→ **DOCUMENT EXTRACT**
Behavior in Huntington's Disease
Abstract
The authors examined the relationship of three dimensions of behavioral change (Apathy, Depression, and Irritability) measured by the Problem Behaviors Assessment for Huntington's Disease (PBA-HD) to cognitive and motor indices of disease severity. The Apathy subscale was highly correlated with both cognitive and motor impairment; the Irritability and Depression subscales were not. The findings suggest that certain behavioral alterations are intrinsic to the evolution and progression of HD, whereas others are more variable and are independent of other indices of disease progression.
Behavioral alterations in Huntington's disease (HD) are often the most distressing aspect of the condition for both patients and caregivers and are therefore often central to the practical clinical management of patients. Nevertheless, indices of disease severity are usually based on motor and cognitive measures. Experimental therapeutic interventions with striatal cell implants and neuroprotective agents aim to retard disease progression and restore basal ganglia function. If such treatments are to be successful, they should address behavioral as well as motor and cognitive symptoms. It is therefore important to understand how behavioral alterations are related to other features of HD.

→ **PROVIDED RECORDS**

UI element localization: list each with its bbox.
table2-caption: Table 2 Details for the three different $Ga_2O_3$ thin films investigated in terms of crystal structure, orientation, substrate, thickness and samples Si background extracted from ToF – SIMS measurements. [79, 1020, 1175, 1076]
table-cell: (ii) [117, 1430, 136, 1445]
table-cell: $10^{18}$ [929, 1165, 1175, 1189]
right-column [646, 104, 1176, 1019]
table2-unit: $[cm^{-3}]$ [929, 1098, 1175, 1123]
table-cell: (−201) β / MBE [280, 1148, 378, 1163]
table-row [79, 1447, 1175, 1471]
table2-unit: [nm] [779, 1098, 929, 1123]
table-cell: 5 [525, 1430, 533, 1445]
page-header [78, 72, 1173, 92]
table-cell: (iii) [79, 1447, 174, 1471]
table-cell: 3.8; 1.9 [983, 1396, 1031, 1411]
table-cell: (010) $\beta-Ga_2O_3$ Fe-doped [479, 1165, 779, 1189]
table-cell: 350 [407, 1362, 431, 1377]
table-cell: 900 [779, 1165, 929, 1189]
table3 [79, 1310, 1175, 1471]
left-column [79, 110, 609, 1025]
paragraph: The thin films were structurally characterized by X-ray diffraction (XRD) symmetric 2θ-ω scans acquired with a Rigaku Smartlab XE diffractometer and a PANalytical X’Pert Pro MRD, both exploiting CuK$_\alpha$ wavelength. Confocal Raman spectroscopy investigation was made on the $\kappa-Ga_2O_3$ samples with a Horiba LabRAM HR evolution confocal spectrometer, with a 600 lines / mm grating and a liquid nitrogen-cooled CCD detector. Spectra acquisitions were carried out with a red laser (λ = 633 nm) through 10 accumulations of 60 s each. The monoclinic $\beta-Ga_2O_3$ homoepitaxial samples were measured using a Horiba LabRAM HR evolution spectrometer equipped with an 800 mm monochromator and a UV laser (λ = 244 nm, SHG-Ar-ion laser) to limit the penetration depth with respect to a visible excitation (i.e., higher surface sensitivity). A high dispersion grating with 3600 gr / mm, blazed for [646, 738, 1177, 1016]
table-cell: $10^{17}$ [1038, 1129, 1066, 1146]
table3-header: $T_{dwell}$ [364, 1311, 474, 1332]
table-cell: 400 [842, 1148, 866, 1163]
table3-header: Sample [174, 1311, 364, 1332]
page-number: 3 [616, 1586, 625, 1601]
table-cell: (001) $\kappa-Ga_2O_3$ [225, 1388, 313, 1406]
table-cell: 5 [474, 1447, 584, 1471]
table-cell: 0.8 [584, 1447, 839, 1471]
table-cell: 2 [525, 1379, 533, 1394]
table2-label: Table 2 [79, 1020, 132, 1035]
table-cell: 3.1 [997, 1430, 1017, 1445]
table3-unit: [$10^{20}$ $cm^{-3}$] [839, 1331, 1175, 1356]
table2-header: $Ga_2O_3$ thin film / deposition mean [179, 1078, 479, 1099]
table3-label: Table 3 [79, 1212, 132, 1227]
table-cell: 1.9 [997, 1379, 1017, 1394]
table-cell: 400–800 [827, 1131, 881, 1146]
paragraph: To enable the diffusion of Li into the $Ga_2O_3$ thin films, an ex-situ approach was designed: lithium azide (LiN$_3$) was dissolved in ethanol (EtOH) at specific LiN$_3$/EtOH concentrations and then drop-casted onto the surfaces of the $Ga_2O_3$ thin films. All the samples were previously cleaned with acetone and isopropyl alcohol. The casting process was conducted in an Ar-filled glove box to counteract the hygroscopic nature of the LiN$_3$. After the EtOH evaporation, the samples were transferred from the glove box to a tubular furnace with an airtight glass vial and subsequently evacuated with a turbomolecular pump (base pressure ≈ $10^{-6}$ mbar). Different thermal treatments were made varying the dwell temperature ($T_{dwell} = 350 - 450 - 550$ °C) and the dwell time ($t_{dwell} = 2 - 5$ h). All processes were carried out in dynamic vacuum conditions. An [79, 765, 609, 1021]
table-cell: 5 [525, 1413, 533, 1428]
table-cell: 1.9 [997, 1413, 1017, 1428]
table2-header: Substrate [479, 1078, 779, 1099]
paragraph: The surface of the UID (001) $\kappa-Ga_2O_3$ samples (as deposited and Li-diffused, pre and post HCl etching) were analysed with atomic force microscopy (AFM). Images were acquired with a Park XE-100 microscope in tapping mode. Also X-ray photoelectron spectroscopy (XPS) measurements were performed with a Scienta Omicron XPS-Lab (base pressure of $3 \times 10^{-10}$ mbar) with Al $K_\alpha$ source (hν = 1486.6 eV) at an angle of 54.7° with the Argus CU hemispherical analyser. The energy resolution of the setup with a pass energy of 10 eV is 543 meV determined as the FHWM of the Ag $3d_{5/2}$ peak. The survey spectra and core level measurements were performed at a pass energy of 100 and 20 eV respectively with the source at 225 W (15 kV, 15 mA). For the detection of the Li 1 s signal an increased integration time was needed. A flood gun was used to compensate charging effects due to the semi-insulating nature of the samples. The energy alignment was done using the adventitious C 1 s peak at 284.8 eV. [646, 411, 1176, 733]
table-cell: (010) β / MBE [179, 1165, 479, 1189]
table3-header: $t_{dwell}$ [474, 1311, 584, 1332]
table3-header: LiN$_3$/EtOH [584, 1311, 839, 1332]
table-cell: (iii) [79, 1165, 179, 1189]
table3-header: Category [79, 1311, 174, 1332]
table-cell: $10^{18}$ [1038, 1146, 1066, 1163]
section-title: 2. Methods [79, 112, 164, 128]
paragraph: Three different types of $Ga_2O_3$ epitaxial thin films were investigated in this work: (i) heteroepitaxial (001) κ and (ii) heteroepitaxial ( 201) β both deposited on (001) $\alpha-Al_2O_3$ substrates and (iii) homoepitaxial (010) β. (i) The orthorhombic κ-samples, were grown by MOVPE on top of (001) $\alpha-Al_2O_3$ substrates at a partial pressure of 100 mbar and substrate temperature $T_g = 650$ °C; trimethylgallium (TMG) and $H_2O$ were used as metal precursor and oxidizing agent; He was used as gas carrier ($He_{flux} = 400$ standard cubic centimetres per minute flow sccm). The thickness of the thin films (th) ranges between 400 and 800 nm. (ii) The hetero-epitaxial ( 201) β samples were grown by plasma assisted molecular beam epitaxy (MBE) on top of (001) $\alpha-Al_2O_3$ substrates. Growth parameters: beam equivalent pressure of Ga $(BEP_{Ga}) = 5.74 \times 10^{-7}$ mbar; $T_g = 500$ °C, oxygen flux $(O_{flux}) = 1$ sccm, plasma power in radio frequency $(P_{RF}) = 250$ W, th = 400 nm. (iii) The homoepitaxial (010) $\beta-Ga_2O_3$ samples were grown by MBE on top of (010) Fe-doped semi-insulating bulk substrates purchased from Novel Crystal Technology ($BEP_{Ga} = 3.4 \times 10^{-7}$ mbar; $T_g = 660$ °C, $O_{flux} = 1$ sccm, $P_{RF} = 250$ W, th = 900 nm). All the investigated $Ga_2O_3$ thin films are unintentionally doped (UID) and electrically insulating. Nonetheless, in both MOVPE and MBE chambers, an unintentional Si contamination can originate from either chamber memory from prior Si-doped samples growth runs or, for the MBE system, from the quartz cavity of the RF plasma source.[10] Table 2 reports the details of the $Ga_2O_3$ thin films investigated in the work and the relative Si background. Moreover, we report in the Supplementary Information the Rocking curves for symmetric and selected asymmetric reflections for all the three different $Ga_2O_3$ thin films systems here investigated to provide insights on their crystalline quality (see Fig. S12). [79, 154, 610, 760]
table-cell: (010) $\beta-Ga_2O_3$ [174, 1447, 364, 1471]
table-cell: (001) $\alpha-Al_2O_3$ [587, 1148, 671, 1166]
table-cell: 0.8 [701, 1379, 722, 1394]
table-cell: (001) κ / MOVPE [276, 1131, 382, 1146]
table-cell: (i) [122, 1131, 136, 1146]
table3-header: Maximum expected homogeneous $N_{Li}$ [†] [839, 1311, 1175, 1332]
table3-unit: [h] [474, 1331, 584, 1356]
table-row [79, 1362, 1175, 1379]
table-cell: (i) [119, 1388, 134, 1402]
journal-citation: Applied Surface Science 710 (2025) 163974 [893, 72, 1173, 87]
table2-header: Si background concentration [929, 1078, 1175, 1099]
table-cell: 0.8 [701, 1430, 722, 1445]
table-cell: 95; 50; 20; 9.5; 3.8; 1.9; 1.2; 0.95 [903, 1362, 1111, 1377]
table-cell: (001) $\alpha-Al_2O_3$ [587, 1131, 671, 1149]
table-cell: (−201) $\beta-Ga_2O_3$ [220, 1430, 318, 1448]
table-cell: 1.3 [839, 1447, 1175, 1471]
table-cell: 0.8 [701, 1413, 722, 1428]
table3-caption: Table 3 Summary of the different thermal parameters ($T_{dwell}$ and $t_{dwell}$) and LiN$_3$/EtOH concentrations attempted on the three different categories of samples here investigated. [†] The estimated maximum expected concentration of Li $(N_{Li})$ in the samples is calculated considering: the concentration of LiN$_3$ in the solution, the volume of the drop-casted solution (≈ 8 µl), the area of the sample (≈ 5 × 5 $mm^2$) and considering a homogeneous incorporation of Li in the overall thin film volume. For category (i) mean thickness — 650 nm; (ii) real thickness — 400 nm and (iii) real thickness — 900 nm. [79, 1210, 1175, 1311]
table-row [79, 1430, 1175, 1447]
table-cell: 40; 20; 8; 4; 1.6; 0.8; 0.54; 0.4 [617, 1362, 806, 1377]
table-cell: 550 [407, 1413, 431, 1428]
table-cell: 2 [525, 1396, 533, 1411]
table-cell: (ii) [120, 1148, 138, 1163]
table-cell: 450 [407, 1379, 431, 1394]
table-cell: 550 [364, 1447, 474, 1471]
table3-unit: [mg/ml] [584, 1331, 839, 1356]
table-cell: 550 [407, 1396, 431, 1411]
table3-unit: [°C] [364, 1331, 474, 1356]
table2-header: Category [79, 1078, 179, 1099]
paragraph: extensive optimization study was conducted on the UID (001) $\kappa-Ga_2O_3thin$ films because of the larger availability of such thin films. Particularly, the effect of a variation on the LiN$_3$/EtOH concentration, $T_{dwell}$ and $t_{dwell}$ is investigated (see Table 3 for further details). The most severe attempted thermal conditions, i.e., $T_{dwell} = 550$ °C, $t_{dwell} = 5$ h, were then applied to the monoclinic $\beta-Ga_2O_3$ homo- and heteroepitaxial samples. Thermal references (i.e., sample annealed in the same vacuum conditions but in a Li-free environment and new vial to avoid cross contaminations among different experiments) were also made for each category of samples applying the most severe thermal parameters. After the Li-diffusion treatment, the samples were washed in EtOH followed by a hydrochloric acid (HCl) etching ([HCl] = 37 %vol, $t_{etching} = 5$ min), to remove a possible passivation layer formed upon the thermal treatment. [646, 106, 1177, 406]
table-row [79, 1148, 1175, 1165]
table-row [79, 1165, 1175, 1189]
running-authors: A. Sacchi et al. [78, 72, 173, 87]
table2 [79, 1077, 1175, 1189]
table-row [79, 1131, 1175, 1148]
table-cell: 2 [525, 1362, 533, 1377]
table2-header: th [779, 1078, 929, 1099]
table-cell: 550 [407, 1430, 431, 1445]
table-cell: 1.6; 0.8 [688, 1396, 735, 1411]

→ **WORK TASK**
From the text on behavior in Huntington's disease, write out the stretch from "Behavioral alterations in" through "features of HD.".

→ **SOLUTION TO THIS EXERCISE**
Behavioral alterations in Huntington's disease (HD) are often the most distressing aspect of the condition for both patients and caregivers and are therefore often central to the practical clinical management of patients. Nevertheless, indices of disease severity are usually based on motor and cognitive measures. Experimental therapeutic interventions with striatal cell implants and neuroprotective agents aim to retard disease progression and restore basal ganglia function. If such treatments are to be successful, they should address behavioral as well as motor and cognitive symptoms. It is therefore important to understand how behavioral alterations are related to other features of HD.